Begin

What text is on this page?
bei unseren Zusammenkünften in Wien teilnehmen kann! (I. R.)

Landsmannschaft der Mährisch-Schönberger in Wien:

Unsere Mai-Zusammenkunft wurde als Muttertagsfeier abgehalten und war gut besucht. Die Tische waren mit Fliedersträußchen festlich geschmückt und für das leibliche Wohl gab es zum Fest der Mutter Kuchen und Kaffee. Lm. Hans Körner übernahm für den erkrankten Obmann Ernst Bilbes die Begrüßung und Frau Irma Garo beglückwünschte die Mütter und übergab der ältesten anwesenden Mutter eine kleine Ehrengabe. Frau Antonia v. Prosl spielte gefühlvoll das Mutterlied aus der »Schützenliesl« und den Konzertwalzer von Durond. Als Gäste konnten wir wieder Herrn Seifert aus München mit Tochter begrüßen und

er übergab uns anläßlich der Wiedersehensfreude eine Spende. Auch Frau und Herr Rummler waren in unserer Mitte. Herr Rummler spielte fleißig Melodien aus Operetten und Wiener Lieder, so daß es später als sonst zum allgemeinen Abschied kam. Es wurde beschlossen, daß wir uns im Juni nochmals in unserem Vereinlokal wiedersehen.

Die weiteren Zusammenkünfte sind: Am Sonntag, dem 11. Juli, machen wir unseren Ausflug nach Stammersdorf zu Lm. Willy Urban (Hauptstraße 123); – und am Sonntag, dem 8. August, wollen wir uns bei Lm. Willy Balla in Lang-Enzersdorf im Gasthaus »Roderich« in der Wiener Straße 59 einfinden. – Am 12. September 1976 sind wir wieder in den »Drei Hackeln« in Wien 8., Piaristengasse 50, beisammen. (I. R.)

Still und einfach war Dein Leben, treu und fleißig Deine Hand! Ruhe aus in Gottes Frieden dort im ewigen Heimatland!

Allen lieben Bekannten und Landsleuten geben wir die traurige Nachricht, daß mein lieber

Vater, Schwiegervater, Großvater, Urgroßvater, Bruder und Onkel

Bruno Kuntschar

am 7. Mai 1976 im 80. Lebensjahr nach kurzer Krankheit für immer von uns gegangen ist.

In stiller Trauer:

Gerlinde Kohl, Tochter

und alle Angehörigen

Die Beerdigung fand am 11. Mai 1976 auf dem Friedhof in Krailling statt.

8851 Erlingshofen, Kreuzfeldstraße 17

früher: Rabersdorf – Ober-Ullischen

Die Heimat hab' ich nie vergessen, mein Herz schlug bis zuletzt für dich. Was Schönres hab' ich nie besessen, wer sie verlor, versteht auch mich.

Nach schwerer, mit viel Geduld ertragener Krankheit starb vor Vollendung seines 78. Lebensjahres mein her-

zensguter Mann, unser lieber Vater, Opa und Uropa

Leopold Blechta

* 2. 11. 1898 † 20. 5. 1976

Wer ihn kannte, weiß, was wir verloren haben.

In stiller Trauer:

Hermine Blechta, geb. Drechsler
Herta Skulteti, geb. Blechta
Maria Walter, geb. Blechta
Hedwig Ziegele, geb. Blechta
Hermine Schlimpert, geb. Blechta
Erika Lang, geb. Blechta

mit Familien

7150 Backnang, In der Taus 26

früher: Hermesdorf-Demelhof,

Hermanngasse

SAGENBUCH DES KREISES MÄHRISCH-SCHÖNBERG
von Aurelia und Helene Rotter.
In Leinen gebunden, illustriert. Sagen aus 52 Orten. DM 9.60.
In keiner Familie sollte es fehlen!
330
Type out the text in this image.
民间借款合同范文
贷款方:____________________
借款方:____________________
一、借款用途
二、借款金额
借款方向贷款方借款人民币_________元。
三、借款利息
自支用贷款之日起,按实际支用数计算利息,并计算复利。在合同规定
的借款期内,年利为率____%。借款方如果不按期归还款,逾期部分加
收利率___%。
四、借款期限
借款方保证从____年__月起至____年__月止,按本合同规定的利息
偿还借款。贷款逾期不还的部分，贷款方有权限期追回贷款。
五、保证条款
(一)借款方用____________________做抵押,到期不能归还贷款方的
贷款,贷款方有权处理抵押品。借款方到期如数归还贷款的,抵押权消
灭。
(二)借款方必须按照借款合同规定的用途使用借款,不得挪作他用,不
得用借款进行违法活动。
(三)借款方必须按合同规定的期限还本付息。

End

- Exercise instructions: Give again only the lines of the material above that run from the one with "Type out the text in this image." through the end, both included, exactly as they appear.

- Final result:
Type out the text in this image.
民间借款合同范文
贷款方:____________________
借款方:____________________
一、借款用途
二、借款金额
借款方向贷款方借款人民币_________元。
三、借款利息
自支用贷款之日起,按实际支用数计算利息,并计算复利。在合同规定
的借款期内,年利为率____%。借款方如果不按期归还款,逾期部分加
收利率___%。
四、借款期限
借款方保证从____年__月起至____年__月止,按本合同规定的利息
偿还借款。贷款逾期不还的部分，贷款方有权限期追回贷款。
五、保证条款
(一)借款方用____________________做抵押,到期不能归还贷款方的
贷款,贷款方有权处理抵押品。借款方到期如数归还贷款的,抵押权消
灭。
(二)借款方必须按照借款合同规定的用途使用借款,不得挪作他用,不
得用借款进行违法活动。
(三)借款方必须按合同规定的期限还本付息。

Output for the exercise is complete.